Prompt: Whenever a line contains the string "mansub", copy it out of the entries.

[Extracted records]
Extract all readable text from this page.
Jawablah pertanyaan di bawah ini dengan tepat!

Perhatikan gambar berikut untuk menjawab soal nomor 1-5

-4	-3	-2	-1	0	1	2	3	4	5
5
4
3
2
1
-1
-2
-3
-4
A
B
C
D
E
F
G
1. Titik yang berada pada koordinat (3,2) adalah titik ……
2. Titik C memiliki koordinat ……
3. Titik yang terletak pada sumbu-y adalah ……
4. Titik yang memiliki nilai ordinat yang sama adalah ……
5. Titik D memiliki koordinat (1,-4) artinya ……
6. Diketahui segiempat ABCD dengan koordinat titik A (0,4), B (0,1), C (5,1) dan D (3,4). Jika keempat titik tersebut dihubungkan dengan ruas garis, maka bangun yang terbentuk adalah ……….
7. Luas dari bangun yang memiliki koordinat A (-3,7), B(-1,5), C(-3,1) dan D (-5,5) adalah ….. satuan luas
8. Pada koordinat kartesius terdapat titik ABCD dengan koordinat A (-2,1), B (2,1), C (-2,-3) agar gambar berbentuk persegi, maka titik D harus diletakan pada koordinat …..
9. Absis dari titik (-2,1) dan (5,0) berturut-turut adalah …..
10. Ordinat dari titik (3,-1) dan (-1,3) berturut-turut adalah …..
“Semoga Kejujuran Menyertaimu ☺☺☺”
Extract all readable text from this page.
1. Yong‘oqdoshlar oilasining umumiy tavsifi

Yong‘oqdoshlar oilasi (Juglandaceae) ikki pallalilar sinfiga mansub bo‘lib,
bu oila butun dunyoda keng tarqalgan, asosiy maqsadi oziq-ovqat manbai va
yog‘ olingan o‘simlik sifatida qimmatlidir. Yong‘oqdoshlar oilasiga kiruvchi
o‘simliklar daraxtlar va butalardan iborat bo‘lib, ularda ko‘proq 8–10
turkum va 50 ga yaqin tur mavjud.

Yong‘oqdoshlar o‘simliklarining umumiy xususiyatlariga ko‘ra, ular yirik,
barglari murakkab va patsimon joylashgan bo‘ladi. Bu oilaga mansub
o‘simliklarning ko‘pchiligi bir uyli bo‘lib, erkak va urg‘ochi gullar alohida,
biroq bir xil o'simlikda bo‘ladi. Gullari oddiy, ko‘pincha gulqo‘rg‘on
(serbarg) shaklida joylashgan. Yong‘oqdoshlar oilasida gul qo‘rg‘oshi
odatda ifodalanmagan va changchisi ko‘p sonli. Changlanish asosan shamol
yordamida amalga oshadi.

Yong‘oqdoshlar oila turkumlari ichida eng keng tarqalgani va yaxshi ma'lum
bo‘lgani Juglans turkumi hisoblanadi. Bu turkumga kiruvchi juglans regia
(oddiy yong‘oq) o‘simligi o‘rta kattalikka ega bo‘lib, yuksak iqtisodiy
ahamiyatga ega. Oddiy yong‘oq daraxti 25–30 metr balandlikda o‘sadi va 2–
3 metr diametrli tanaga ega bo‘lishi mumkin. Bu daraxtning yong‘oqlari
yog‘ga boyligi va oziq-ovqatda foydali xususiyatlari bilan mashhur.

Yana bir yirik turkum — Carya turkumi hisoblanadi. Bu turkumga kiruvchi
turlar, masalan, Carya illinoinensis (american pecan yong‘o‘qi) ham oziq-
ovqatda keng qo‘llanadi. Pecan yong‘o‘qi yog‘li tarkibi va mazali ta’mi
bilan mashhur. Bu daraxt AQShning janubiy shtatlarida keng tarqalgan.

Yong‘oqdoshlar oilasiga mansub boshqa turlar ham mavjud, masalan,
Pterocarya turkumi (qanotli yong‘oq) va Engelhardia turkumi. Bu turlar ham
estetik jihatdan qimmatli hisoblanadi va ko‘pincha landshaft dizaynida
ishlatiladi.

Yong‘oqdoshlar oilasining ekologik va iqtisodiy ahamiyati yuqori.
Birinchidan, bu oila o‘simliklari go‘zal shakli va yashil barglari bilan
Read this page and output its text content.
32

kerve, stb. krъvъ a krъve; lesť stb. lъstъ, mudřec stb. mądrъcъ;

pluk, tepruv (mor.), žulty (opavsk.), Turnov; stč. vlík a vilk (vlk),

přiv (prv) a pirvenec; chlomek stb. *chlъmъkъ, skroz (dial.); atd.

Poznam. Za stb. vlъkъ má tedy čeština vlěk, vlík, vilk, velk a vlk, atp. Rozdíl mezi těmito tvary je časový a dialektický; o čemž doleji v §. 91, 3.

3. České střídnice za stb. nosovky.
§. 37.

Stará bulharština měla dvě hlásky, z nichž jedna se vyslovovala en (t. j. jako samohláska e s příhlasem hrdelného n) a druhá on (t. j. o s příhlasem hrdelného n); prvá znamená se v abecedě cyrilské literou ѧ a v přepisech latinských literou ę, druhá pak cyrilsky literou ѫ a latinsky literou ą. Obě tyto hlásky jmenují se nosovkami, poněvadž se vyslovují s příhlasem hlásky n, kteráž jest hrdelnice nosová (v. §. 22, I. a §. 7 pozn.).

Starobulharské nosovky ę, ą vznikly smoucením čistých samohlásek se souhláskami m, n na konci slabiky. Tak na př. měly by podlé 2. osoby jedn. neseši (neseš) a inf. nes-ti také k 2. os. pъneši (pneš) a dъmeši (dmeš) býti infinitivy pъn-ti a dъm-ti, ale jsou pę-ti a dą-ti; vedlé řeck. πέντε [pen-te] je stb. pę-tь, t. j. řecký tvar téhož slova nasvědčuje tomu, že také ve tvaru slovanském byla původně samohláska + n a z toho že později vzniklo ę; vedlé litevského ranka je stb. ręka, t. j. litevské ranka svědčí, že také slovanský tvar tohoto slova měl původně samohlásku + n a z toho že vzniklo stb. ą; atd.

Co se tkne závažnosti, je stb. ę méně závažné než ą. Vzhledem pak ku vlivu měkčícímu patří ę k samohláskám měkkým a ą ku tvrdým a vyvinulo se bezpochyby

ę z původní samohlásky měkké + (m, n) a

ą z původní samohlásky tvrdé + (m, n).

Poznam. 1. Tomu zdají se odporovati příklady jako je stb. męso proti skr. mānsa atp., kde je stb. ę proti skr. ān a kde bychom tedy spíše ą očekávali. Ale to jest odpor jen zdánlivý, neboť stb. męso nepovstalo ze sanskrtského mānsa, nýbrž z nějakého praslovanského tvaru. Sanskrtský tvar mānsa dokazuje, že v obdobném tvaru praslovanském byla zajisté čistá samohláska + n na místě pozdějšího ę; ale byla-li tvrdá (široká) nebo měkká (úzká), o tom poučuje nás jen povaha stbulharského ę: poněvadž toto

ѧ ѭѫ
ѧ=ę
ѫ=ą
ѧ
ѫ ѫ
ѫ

Result for this task:
Yong‘oqdoshlar oilasi (Juglandaceae) ikki pallalilar sinfiga mansub bo‘lib,
barglari murakkab va patsimon joylashgan bo‘ladi. Bu oilaga mansub
Yong‘oqdoshlar oilasiga mansub boshqa turlar ham mavjud, masalan,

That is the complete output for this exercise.